#### PASSAGE GIVEN

The Harold and Mimi Steinberg Charitable Trust today announced that Pulitzer Prize winner, Suzan-Lori Parks will be presented with the 2018 Steinberg Distinguished Playwright Award at the 11th Annual "Mimi" Awards on Monday, December 3, 2018 at Lincoln Center Theatre. The "Mimi" Awards are presented annually to honor the outstanding artistry and accomplishments of some of the most gifted American Playwrights.

"What an honor! What a joy! Thank you for your encouragement and support! The Steinberg Awards honor the most awesome playwrights. I'm thrilled to be included," said Suzan-Lori Parks.

The Steinberg Distinguished Playwright Award is presented biennially to honor and encourage the artistic excellence and achievement of an American playwright whose body of work has made significant contributions to the American theatre. The recipient of the Steinberg Distinguished Playwright Award receives a cash award of $200,000.

########

*WORK REQUIRED*
Write out the entire award announcement word for word. The lines below have nothing to do with the award announcement.

#### EXCERPTED RECORDS

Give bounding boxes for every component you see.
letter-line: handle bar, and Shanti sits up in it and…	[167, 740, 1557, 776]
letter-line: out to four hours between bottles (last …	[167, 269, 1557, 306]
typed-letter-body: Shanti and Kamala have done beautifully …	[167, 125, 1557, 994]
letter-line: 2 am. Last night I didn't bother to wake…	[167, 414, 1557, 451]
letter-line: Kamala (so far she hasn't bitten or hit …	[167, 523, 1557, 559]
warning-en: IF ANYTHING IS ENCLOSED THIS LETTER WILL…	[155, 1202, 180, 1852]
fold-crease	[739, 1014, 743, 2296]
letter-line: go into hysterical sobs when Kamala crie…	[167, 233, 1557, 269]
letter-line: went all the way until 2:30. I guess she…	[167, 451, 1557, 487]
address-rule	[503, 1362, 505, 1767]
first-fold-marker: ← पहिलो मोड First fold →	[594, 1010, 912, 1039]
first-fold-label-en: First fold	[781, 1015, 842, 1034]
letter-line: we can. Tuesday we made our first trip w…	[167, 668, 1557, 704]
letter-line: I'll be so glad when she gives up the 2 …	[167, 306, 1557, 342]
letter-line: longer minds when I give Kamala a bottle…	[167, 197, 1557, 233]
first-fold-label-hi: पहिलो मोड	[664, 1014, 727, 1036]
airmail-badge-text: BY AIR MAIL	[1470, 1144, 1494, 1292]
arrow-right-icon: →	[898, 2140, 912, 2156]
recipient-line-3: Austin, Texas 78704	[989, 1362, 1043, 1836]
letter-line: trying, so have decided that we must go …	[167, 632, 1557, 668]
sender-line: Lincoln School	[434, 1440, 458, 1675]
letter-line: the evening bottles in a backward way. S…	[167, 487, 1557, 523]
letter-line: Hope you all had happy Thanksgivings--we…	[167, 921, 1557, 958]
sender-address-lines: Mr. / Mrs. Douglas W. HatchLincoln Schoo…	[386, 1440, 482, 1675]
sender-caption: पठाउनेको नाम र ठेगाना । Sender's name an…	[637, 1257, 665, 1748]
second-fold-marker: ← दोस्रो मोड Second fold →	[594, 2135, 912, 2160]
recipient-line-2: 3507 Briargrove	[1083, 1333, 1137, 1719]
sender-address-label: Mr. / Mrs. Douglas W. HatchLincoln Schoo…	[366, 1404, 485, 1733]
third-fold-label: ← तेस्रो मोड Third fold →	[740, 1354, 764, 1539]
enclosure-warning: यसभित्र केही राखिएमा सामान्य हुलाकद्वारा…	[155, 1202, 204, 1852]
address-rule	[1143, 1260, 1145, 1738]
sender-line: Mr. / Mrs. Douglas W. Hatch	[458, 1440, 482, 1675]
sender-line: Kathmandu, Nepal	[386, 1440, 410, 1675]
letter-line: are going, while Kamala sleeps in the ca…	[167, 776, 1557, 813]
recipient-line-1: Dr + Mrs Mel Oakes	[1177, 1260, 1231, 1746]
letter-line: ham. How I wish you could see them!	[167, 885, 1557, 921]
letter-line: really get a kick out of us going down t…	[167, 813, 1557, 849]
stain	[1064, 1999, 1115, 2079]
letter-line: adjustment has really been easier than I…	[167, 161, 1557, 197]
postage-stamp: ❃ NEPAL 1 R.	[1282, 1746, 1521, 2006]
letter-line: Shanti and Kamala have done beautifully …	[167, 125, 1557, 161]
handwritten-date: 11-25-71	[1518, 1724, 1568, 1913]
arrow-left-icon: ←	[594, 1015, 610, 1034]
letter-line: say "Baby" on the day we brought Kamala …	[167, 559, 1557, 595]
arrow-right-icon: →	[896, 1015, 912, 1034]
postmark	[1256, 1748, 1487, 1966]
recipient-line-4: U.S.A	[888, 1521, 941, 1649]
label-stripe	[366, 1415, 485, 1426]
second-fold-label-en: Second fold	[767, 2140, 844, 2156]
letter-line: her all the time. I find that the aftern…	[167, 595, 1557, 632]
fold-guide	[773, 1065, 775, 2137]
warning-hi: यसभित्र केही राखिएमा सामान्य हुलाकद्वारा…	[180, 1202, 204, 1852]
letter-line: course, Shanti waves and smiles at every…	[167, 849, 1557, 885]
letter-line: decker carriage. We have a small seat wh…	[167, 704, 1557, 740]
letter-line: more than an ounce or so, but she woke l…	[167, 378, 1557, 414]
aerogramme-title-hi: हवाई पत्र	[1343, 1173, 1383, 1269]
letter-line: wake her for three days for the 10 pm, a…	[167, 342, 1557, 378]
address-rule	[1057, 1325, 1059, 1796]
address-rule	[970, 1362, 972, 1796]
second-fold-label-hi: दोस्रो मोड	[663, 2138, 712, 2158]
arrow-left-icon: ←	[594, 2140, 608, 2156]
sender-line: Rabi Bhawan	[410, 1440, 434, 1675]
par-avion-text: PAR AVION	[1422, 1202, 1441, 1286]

########

*COMPLETE RESPONSE*
The Harold and Mimi Steinberg Charitable Trust today announced that Pulitzer Prize winner, Suzan-Lori Parks will be presented with the 2018 Steinberg Distinguished Playwright Award at the 11th Annual "Mimi" Awards on Monday, December 3, 2018 at Lincoln Center Theatre. The "Mimi" Awards are presented annually to honor the outstanding artistry and accomplishments of some of the most gifted American Playwrights.

"What an honor! What a joy! Thank you for your encouragement and support! The Steinberg Awards honor the most awesome playwrights. I'm thrilled to be included," said Suzan-Lori Parks.

The Steinberg Distinguished Playwright Award is presented biennially to honor and encourage the artistic excellence and achievement of an American playwright whose body of work has made significant contributions to the American theatre. The recipient of the Steinberg Distinguished Playwright Award receives a cash award of $200,000.